## TEXT PROVIDED
-*-

Crate yscv_kernels

Expand description

Execution kernels and backend abstraction for yscv.

§GPU Inference (Cross-Platform via wgpu)

The gpu feature enables compute shader acceleration via wgpu — Vulkan (Linux/Windows/Android), Metal (macOS/iOS), DX12 (Windows). No CUDA dependency. GPU-accelerated operations:

Matrix multiplication (tiled 16×16 workgroups)
Elementwise: add, sub, mul
Activations: relu, sigmoid
Normalization: batch_norm, layer_norm, group_norm, rms_norm, softmax
Convolution: conv2d, depthwise_conv2d, separable_conv2d, transpose_conv2d
Pooling: max_pool2d, avg_pool2d

GPU training (backward passes) is on the roadmap. CPU backend is fully optimized with NEON/AVX/SSE SIMD on all platforms.

Structs§

BatchNorm2dParams: Tensor parameter bundle for NHWC batch-normalization inference.
CpuBackend: Deterministic CPU backend with fixed operation order.
GroupNormNhwcParams: Tensor parameter bundle for NHWC group normalization.
LayerNormLastDimParams: Tensor parameter bundle for layer normalization over the last tensor dimension.
ParallelElementwiseConfig: Parallel heuristics for CPU elementwise operations.
ParallelMatmulConfig: Parallel heuristics for CPU matmul row-splitting.
RmsNormLastDimParams: Tensor parameter bundle for RMS normalization over the last tensor dimension.
SeparableConv2dParams: Tensor parameter bundle for NHWC separable convolution: depthwise ([KH, KW, C, depth_multiplier]) then pointwise ([1, 1, C*depth_multiplier, C_out]).
ThreadedCpuBackend: CPU backend with a dedicated rayon thread pool for predictable kernel threading depth.
ThreadedCpuBackendConfig: Runtime knobs for threaded CPU backend execution behavior.

Enums§

BinaryKind
KernelError: Errors returned by kernel backends.

-*-

## MATERIAL SUPPLIED
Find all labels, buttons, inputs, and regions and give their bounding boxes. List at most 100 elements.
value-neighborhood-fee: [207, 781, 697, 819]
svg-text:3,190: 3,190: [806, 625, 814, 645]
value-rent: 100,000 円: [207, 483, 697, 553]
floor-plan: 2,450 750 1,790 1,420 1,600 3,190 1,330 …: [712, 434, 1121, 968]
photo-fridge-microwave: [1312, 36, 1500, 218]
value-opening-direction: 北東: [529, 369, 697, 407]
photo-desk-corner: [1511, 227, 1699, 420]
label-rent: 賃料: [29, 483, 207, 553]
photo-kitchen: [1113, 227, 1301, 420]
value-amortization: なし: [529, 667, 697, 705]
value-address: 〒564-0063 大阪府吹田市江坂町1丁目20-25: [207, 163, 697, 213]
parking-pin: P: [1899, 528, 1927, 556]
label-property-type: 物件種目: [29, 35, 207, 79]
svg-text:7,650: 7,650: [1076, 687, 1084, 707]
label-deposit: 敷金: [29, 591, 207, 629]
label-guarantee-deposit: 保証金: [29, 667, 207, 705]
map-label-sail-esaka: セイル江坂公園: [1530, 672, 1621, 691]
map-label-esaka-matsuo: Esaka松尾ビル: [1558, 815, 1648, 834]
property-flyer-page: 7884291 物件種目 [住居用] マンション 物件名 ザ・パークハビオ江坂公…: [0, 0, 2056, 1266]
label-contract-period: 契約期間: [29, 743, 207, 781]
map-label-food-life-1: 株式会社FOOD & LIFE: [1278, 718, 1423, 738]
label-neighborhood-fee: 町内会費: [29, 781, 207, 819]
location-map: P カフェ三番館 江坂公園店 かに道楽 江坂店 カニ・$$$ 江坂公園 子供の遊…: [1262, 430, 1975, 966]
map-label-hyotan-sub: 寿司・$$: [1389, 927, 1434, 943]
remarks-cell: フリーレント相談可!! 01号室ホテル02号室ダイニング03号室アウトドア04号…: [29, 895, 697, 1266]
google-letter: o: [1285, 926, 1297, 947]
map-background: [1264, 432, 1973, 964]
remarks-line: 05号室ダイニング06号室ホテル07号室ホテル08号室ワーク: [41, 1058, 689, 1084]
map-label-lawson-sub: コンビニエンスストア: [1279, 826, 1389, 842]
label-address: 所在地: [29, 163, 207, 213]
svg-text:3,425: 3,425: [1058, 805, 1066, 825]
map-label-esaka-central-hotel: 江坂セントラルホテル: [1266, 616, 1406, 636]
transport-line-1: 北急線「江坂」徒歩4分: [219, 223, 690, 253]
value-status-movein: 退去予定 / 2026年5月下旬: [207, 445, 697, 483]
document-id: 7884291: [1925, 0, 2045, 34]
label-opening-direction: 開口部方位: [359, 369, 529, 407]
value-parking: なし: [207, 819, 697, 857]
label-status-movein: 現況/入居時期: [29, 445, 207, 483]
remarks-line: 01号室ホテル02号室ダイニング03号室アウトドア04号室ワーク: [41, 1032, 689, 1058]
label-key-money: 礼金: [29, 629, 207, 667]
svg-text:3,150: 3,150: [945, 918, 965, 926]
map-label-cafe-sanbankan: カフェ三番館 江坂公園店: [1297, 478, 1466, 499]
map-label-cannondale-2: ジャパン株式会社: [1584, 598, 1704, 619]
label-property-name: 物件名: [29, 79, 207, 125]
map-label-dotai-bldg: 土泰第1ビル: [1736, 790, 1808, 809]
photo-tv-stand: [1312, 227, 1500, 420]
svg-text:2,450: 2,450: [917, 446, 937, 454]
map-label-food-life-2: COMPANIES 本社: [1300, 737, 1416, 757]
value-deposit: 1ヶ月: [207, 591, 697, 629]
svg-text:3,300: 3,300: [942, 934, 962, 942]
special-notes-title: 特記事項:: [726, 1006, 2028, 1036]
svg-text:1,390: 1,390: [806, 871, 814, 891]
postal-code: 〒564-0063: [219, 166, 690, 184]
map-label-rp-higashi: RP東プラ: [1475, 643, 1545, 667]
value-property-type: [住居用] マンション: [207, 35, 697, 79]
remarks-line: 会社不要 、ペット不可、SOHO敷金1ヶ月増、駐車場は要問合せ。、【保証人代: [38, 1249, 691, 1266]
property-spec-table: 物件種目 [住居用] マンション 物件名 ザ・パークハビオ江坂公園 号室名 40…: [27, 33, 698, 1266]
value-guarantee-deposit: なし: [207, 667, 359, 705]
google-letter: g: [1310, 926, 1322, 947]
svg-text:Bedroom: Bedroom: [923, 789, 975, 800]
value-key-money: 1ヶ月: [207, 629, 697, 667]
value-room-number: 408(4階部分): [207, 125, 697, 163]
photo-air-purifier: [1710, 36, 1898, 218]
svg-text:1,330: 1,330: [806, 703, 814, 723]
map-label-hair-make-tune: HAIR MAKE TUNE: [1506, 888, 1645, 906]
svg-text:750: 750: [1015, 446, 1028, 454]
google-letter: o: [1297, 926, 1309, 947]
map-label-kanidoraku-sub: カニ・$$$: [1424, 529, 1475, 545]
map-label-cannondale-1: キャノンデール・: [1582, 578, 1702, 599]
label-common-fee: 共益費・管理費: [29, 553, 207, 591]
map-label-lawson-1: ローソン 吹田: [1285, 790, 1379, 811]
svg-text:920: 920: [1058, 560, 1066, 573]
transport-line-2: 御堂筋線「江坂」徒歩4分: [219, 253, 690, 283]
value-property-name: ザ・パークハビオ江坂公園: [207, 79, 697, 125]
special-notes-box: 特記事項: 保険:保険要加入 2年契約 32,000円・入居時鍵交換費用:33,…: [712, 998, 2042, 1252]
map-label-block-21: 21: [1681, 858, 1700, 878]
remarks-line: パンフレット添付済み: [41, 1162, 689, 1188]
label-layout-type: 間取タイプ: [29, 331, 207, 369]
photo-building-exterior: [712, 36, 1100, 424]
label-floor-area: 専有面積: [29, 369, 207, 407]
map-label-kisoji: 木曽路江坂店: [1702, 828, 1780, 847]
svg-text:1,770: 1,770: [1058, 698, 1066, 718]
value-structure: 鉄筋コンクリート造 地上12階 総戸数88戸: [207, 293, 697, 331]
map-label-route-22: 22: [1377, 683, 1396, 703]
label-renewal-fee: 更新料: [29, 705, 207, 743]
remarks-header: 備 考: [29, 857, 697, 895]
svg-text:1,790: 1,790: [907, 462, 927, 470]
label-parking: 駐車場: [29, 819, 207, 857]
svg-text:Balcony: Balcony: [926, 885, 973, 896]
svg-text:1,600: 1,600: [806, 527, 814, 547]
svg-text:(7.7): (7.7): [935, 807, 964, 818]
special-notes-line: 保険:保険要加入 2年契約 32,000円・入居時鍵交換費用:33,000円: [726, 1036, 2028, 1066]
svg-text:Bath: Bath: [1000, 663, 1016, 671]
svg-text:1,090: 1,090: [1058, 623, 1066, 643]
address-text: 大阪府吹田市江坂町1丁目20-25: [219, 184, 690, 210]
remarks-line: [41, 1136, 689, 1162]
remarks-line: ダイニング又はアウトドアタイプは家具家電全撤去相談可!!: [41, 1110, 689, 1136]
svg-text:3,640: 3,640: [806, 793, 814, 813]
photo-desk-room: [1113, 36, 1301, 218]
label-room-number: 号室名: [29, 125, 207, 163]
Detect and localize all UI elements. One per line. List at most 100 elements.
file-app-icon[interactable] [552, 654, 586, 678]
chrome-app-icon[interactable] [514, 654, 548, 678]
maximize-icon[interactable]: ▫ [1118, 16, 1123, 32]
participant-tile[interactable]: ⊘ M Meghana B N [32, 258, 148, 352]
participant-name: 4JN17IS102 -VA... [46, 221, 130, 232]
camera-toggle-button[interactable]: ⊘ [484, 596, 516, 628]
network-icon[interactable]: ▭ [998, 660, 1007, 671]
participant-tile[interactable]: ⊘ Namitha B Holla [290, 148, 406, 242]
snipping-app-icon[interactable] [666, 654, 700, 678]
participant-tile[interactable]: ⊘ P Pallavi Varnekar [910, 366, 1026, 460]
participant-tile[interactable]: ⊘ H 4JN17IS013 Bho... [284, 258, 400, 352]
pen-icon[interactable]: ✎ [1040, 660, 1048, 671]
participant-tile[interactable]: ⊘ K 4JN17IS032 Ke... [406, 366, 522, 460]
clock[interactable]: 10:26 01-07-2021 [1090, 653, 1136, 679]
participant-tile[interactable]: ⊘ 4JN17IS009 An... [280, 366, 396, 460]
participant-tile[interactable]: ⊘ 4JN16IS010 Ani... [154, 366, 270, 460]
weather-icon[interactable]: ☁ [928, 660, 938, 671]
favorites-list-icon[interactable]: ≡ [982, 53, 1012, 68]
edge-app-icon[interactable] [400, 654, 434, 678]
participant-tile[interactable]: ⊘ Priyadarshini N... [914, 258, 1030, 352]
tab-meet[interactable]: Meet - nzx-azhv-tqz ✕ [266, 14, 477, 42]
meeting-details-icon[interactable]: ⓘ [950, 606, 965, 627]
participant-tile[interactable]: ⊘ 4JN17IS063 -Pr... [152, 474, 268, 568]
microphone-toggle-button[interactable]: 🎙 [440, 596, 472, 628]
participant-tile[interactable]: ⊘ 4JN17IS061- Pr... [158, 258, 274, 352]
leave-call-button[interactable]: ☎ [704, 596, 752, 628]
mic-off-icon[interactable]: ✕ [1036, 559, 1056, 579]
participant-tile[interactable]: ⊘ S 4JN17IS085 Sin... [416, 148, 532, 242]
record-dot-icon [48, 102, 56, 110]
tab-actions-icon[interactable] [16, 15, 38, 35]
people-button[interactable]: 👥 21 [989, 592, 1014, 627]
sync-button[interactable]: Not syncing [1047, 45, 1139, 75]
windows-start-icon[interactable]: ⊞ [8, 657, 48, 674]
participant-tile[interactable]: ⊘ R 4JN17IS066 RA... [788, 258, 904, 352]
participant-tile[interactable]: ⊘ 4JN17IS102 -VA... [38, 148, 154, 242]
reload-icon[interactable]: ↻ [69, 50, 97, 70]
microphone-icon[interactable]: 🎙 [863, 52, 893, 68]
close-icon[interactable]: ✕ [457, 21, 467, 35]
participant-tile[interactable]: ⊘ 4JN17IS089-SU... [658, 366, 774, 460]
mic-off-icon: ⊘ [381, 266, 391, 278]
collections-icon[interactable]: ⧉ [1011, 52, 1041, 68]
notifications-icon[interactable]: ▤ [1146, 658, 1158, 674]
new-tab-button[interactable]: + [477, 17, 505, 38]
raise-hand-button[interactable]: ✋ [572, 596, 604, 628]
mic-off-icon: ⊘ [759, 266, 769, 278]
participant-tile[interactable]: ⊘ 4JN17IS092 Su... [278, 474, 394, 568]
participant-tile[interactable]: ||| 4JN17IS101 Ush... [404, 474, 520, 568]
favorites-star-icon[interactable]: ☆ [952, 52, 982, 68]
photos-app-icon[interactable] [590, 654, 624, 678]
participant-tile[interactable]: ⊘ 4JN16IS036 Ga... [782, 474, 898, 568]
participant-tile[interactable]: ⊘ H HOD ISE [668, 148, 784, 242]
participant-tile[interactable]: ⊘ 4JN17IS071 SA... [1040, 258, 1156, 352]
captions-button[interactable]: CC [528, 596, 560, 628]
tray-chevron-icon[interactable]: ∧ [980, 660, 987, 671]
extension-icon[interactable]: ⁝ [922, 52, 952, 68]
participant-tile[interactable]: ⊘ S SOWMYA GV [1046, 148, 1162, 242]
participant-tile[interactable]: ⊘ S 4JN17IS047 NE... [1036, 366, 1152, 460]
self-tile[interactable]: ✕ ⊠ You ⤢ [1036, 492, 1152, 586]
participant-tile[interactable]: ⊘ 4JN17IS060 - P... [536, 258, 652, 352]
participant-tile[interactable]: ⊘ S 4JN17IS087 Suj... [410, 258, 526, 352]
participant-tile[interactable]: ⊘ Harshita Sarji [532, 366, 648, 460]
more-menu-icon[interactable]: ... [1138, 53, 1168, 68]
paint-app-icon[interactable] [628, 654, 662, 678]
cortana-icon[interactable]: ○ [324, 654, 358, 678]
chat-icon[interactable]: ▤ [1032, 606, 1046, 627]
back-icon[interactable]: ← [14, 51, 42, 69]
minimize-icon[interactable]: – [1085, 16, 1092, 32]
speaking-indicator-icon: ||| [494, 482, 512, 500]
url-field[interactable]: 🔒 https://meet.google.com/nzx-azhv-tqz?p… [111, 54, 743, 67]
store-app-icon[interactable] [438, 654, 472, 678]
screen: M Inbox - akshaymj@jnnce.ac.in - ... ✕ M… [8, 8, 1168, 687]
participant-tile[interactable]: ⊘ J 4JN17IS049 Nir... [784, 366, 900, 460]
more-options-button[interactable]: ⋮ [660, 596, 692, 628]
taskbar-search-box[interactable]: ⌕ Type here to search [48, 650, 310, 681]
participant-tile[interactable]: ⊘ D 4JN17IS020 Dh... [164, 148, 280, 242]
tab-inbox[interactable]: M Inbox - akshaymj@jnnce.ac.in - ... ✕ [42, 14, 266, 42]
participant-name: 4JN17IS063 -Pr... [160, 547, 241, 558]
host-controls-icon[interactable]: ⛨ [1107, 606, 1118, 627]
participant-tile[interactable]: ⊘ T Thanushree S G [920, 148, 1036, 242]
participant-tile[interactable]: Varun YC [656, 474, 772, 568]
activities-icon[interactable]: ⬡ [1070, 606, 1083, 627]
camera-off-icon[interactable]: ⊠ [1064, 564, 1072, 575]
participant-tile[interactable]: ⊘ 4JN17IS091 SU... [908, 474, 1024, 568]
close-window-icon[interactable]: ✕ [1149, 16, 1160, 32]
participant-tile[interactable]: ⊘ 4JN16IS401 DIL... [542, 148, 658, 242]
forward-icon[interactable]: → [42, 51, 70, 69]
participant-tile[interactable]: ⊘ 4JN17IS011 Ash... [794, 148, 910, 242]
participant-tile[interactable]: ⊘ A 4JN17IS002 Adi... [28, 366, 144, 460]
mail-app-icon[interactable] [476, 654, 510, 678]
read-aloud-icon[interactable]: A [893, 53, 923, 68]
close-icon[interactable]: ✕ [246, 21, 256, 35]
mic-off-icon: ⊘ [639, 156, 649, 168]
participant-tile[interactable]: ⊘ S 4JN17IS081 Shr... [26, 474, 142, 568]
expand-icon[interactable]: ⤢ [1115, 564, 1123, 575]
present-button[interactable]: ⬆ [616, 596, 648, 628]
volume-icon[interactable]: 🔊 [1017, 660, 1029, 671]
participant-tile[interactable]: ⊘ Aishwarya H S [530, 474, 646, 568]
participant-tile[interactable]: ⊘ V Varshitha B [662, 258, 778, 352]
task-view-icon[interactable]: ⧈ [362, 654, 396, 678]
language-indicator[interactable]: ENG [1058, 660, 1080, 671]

-*-

## WHAT THE TASK ASKS
Continue the yscv_kernels crate documentation from where it stops.

## RESPONSE TO THIS TASK
Constants§

CRATE_ID
DEFAULT_ELEMENTWISE_MIN_PARALLEL_ELEMENTS
DEFAULT_MATMUL_MIN_PARALLEL_OUTPUT_ELEMENTS
DEFAULT_MATMUL_MIN_PARALLEL_SHARED_DIM

Traits§

Backend: Runtime backend contract for core deterministic kernels.
BackwardOps: Extension trait for backward-pass operations.

Functions§

add: Backend-agnostic convenience call for add.
add_reduce_dispatch: Sum all values in data. Returns 0.0 for empty slices.
add_with_config: Backend-agnostic add with explicit elementwise parallelization heuristics.
add_with_config_and_pool
avg_pool2d_nhwc: NHWC average-pooling without padding.
avg_pool2d_nhwc_with_config: NHWC average-pooling without padding with explicit parallelization heuristics.
avg_pool2d_nhwc_with_config_and_pool
batch_norm2d_nhwc: NHWC per-channel batch normalization inference: out = ((x - mean) / sqrt(variance + epsilon)) * gamma + beta.
batch_norm2d_nhwc_with_config: NHWC per-channel batch normalization inference with explicit parallelization heuristics.
batch_norm2d_nhwc_with_config_and_pool
binary_same_shape_dispatch
conv2d_nhwc: NHWC convolution without padding using kernel shape [KH, KW, C_in, C_out].
conv2d_nhwc_with_config: NHWC convolution without padding with explicit parallelization heuristics.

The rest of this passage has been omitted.